--- Begin ---

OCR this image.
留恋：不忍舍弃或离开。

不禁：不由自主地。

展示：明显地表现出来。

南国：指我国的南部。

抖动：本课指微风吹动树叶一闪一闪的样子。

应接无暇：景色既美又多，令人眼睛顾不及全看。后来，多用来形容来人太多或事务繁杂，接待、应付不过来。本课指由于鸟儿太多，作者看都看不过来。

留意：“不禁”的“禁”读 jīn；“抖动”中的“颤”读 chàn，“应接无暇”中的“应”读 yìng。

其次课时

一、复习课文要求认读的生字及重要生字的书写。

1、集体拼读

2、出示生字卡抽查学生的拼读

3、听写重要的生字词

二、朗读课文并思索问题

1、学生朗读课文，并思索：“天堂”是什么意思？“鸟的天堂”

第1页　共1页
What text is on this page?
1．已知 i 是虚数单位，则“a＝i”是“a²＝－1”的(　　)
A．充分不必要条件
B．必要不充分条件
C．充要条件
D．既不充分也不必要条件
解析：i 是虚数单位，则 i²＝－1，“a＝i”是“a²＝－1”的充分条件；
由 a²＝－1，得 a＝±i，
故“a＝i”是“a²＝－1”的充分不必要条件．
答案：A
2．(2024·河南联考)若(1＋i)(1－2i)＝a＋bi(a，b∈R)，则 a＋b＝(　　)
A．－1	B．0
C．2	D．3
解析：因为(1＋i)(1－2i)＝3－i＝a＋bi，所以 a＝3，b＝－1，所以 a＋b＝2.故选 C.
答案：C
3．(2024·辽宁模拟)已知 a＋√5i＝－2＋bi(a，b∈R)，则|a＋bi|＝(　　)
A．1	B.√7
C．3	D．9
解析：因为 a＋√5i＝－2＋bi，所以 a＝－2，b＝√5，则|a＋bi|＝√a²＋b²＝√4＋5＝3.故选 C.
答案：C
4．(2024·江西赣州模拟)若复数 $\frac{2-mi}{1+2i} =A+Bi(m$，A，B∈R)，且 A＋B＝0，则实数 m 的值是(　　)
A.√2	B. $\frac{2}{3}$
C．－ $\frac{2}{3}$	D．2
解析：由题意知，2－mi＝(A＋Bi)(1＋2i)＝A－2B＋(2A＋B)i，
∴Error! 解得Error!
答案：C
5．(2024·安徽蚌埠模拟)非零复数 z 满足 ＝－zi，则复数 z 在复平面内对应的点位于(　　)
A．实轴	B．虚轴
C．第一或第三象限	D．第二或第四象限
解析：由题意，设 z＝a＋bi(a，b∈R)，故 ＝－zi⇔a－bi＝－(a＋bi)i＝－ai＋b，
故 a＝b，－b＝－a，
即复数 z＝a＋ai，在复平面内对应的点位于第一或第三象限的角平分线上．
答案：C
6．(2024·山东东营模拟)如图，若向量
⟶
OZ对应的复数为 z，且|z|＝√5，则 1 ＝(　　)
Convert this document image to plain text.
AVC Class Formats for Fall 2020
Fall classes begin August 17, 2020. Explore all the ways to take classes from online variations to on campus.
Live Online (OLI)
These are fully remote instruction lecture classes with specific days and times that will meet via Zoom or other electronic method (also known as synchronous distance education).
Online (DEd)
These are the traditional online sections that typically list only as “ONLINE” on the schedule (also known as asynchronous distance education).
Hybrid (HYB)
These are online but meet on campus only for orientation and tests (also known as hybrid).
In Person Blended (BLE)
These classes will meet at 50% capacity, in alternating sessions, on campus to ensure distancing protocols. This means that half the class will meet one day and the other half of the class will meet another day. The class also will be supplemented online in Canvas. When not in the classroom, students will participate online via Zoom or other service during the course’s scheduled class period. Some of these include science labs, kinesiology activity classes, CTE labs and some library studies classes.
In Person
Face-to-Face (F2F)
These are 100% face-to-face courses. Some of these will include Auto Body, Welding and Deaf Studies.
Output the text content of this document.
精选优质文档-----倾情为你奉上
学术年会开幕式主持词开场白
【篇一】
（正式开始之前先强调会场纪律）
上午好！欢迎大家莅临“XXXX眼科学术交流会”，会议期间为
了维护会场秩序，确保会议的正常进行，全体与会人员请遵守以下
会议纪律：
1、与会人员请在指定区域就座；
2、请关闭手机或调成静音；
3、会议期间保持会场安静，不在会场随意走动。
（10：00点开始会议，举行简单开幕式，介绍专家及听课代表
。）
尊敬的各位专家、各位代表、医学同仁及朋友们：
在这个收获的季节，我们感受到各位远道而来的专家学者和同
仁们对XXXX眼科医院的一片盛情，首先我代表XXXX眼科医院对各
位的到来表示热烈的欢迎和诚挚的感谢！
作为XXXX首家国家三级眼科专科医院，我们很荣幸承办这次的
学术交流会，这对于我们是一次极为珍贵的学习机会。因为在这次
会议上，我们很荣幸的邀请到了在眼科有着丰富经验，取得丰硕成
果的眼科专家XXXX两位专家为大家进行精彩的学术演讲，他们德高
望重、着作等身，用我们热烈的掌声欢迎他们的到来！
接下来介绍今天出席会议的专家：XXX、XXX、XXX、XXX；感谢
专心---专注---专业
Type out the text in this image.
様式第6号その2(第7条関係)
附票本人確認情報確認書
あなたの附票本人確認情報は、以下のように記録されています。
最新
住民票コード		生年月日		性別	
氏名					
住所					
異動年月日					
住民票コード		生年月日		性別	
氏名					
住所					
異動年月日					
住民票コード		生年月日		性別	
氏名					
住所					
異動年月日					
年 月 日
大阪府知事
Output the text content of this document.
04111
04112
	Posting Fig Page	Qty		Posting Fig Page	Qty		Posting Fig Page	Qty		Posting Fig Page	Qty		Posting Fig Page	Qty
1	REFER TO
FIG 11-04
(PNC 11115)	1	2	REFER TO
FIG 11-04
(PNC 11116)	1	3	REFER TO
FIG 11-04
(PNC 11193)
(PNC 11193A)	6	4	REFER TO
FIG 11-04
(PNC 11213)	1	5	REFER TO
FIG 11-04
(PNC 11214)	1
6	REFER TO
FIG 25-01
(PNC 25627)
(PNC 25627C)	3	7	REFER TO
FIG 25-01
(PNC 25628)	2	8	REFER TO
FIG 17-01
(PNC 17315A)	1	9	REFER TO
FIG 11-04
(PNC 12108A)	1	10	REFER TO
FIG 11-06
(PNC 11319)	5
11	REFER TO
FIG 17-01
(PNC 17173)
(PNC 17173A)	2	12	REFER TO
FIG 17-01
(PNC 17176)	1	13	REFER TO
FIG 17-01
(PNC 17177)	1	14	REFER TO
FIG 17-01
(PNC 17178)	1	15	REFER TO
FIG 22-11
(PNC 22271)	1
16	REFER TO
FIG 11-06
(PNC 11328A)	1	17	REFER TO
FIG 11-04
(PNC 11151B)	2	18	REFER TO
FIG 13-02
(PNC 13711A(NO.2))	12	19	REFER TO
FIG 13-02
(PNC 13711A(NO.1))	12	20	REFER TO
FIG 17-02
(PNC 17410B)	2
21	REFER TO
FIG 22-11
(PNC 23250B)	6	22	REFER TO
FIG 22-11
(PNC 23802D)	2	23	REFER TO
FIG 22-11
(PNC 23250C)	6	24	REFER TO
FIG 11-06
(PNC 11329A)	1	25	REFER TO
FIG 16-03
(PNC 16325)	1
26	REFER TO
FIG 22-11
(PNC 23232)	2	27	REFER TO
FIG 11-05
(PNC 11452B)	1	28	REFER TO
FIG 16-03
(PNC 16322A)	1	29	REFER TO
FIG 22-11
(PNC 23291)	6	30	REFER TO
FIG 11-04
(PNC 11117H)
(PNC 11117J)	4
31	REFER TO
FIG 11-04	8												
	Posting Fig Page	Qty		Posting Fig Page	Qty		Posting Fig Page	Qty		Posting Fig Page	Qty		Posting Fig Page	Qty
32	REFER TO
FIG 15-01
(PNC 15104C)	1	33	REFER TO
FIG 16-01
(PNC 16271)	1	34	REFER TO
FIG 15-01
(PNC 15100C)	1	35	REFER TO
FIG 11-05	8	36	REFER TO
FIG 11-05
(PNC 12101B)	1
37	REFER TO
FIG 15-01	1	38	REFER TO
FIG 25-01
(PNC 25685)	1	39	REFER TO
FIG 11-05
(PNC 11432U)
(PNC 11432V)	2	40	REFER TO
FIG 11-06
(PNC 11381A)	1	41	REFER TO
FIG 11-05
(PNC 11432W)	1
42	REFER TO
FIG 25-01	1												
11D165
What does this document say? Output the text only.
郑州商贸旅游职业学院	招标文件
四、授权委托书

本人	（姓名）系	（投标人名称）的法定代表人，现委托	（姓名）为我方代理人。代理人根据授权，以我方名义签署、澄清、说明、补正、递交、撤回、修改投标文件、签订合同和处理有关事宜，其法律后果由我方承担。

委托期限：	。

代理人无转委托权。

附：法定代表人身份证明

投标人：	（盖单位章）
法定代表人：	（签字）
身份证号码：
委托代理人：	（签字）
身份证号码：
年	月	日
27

--- End ---

- Given exercise:
Return every line above in which the string "document" occurs.

- Problem solution:
Convert this document image to plain text.
Output the text content of this document.
Output the text content of this document.
What does this document say? Output the text only.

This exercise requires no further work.